* _Goal_:
Return all lines with the word "text" in them.

* _Supplied data_:
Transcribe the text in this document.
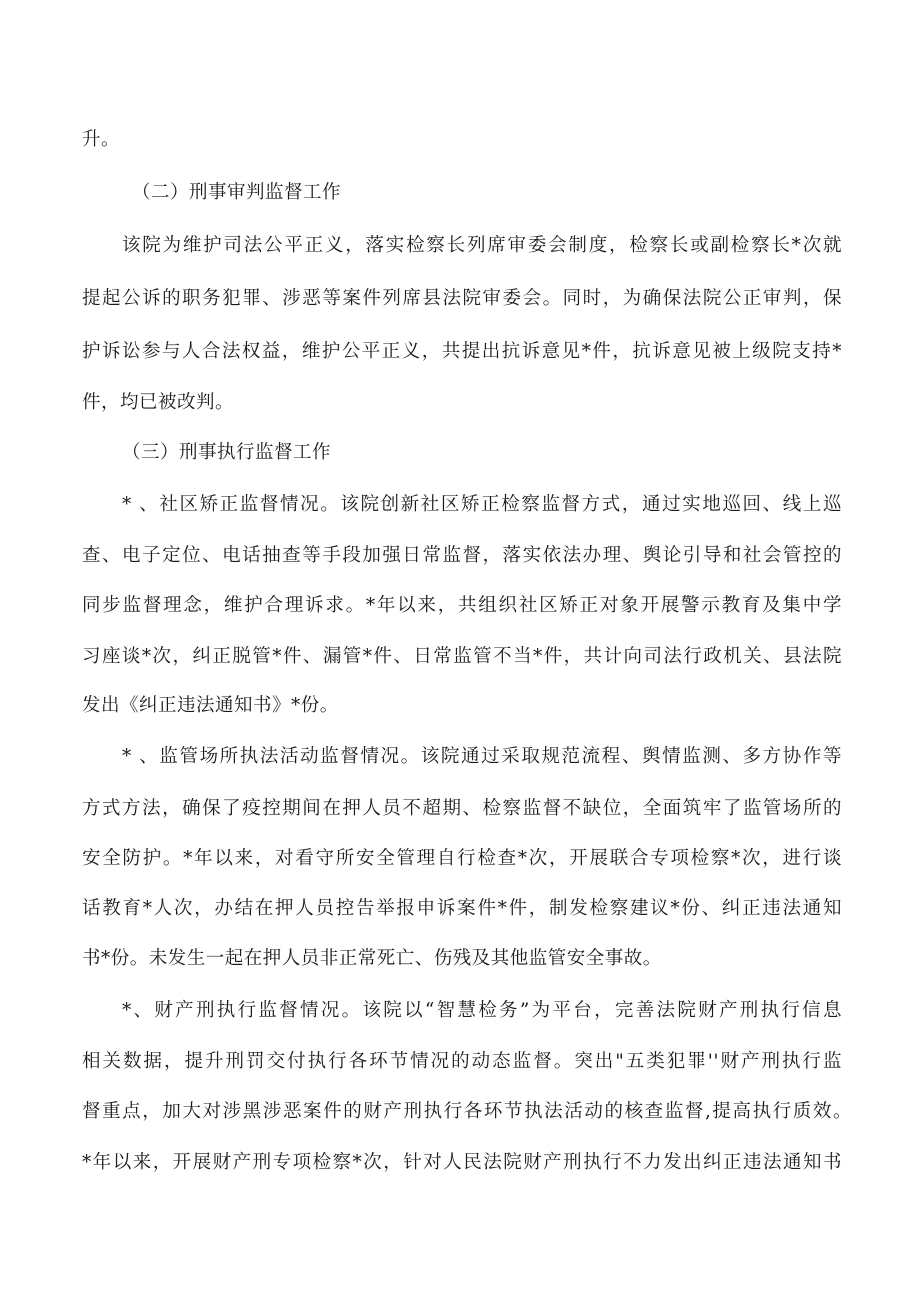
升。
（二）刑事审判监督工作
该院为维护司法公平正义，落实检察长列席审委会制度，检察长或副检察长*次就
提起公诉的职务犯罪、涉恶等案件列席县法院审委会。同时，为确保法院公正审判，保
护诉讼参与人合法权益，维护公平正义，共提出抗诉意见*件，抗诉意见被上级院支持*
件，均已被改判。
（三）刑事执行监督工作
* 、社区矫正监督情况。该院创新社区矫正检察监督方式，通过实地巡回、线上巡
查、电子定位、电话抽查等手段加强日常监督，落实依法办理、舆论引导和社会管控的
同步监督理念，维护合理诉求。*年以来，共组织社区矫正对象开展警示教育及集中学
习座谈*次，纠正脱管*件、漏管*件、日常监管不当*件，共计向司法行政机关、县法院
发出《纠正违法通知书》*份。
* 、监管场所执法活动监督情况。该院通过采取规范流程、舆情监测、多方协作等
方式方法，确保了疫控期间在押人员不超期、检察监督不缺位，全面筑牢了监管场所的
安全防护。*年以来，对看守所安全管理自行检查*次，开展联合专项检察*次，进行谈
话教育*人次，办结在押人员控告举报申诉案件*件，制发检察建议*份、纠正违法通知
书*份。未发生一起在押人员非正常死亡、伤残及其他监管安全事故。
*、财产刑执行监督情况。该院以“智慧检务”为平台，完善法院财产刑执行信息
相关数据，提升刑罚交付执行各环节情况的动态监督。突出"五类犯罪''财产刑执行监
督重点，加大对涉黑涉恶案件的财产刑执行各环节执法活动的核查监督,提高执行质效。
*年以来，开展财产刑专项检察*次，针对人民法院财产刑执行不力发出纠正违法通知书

--

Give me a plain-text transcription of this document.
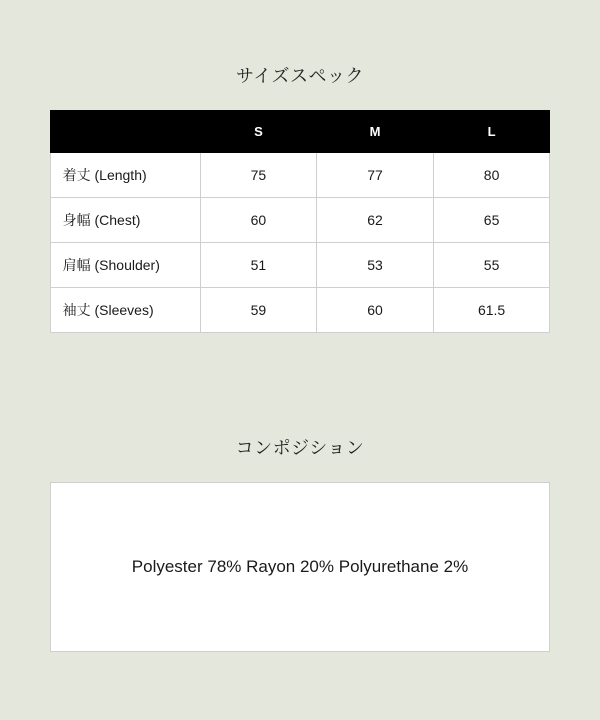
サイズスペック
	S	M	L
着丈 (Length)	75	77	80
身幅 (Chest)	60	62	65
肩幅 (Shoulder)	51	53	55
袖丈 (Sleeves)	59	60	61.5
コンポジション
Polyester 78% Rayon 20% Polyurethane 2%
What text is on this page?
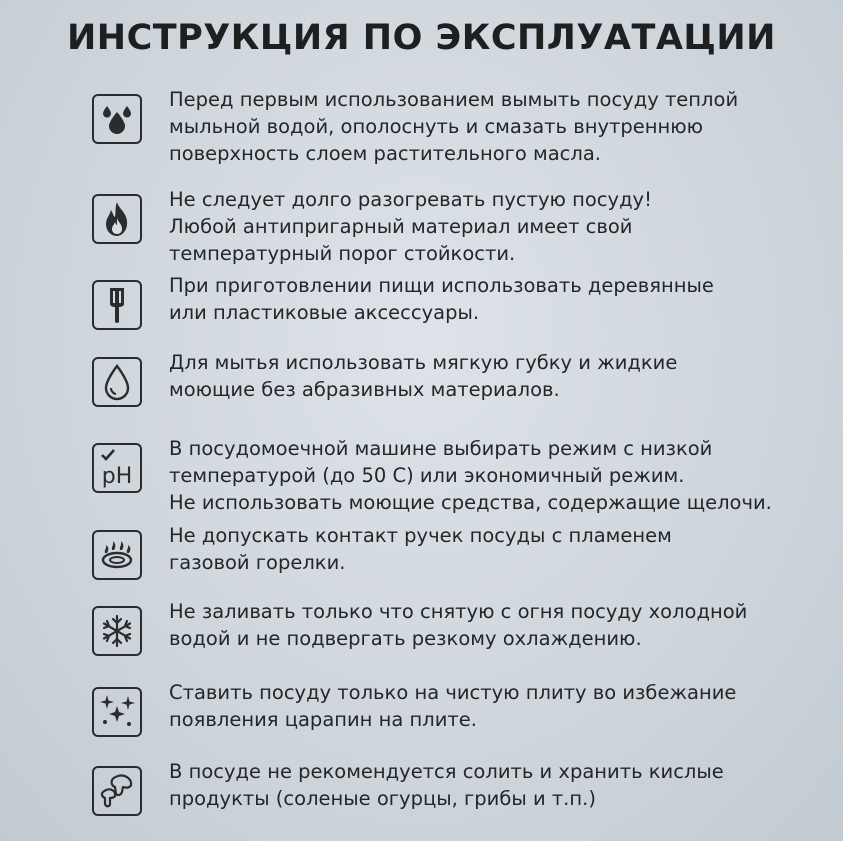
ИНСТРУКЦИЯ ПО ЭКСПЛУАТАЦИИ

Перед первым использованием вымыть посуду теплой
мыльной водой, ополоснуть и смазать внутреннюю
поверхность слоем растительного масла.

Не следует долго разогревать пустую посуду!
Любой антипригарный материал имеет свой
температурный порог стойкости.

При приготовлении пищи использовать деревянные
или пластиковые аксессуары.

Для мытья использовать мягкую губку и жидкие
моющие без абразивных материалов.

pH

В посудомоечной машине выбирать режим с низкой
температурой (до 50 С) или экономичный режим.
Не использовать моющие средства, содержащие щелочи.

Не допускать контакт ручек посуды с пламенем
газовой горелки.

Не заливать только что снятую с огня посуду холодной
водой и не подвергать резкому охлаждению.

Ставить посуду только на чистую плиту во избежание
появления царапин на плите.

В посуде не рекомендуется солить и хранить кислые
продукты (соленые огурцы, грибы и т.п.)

* _Answer to this exercise_:
Transcribe the text in this document.
Give me a plain-text transcription of this document.
What text is on this page?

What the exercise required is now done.